Extract, from the records beneath this instruction, each line that contains the word "standard".
════════
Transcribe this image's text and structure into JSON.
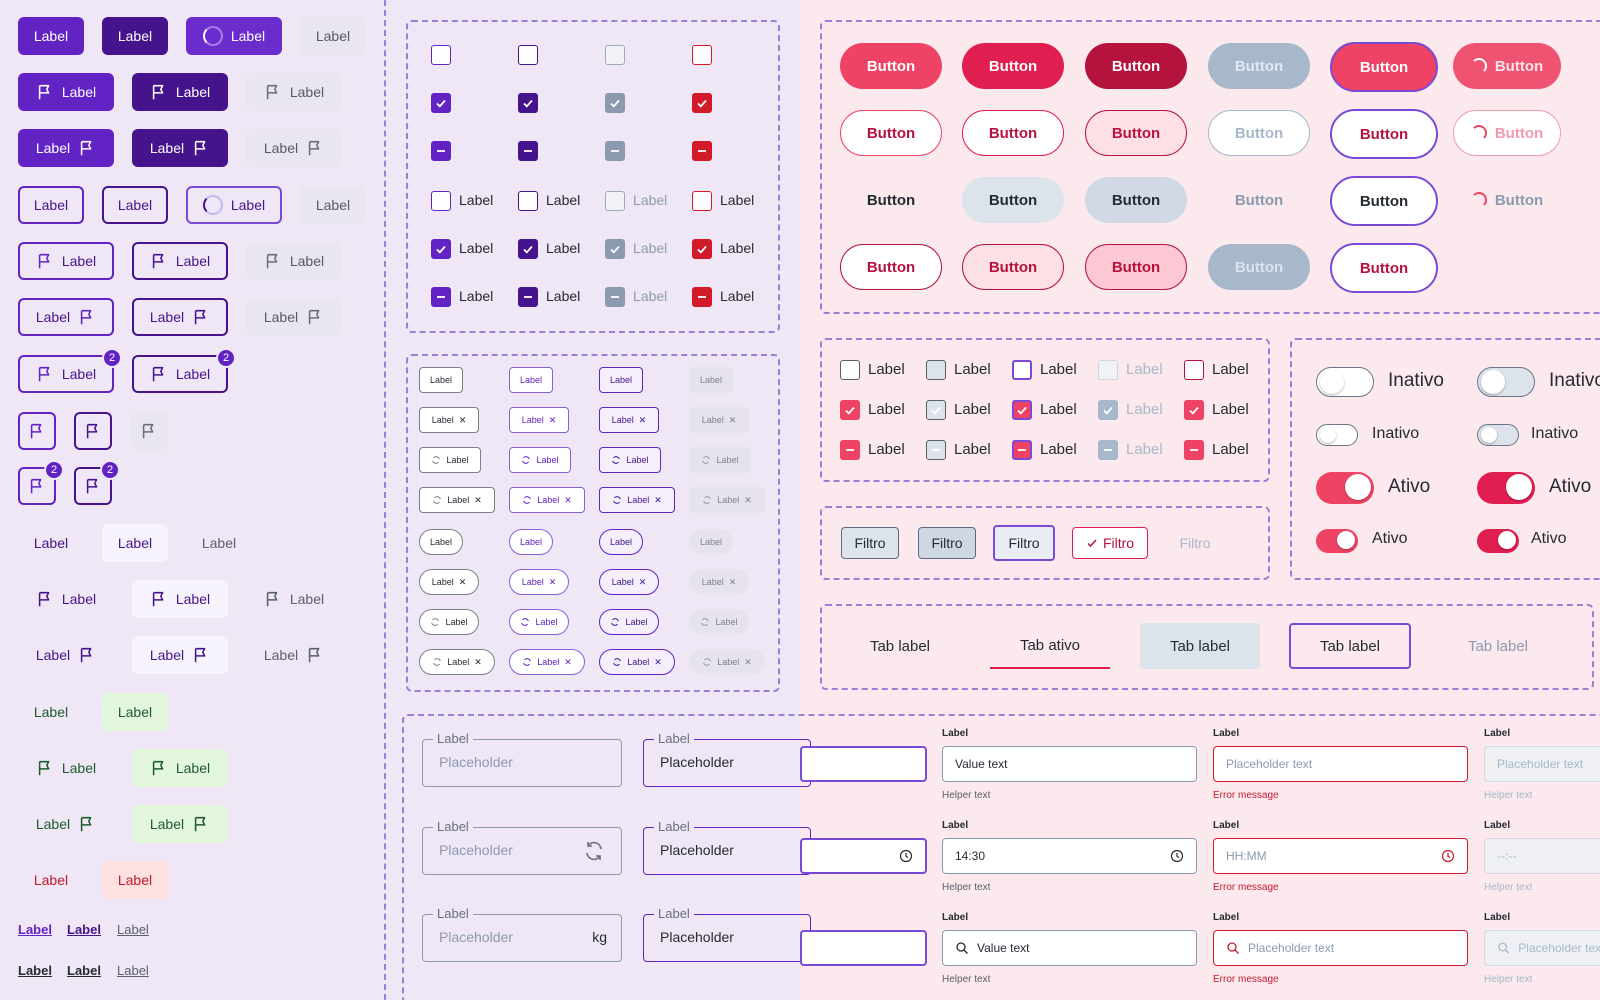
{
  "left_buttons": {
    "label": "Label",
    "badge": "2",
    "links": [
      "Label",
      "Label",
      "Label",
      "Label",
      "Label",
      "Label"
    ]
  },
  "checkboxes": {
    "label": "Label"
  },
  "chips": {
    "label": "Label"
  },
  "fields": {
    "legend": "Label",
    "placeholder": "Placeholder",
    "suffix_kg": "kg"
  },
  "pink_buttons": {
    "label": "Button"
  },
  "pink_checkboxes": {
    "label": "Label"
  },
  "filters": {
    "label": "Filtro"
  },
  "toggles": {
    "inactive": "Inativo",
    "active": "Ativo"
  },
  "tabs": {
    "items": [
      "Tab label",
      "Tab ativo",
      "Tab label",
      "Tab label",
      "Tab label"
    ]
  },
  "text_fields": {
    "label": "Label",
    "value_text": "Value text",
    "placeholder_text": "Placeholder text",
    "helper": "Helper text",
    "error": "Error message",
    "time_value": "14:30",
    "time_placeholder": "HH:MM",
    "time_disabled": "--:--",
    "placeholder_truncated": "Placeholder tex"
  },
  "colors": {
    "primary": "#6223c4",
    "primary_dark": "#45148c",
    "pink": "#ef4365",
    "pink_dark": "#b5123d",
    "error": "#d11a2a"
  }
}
════════
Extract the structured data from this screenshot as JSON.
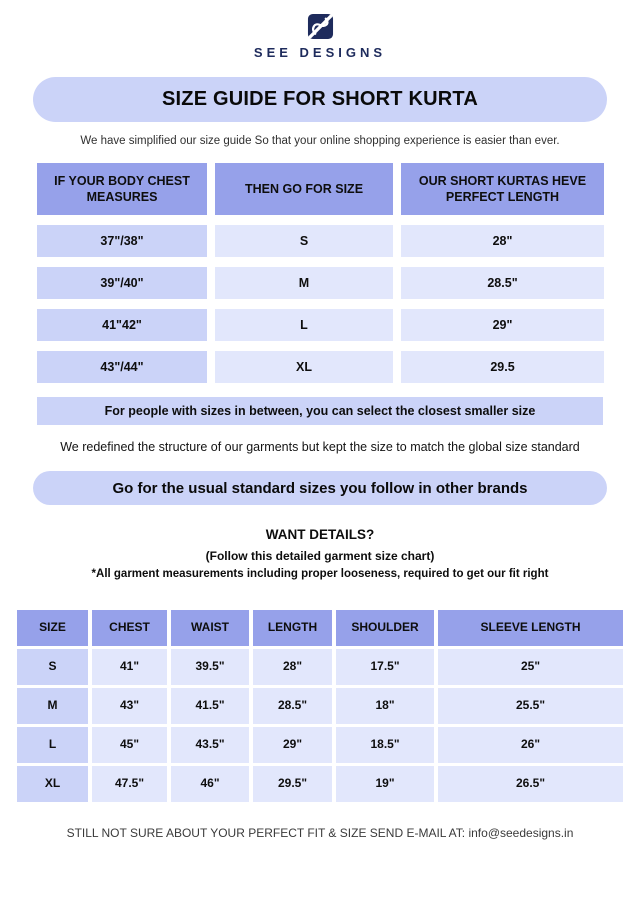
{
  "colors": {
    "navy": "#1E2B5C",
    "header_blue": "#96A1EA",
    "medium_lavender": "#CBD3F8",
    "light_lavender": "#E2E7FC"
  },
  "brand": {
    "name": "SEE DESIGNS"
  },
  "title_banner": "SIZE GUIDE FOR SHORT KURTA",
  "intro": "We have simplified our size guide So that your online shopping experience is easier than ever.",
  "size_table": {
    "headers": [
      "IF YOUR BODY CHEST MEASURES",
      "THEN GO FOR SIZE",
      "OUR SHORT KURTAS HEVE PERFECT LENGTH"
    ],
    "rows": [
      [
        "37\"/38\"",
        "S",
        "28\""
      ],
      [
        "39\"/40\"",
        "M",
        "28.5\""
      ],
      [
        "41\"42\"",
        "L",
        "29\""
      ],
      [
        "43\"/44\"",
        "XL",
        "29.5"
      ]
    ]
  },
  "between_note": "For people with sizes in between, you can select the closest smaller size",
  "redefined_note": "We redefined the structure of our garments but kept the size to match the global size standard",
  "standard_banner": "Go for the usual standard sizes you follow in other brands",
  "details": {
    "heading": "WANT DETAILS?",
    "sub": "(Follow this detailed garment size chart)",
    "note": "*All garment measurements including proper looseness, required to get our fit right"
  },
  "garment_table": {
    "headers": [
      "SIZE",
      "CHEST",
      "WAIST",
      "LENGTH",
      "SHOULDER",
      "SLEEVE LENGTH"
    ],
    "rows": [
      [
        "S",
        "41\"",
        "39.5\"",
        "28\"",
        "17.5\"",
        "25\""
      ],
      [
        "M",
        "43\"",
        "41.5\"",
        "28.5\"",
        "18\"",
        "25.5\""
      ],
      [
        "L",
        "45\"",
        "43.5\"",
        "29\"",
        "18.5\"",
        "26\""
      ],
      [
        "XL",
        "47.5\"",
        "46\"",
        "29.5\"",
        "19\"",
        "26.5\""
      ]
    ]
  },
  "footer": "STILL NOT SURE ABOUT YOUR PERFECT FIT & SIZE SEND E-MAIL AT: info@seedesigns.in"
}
════════
* **ANSWER TO THIS EXERCISE**
  "redefined_note": "We redefined the structure of our garments but kept the size to match the global size standard",
  "standard_banner": "Go for the usual standard sizes you follow in other brands",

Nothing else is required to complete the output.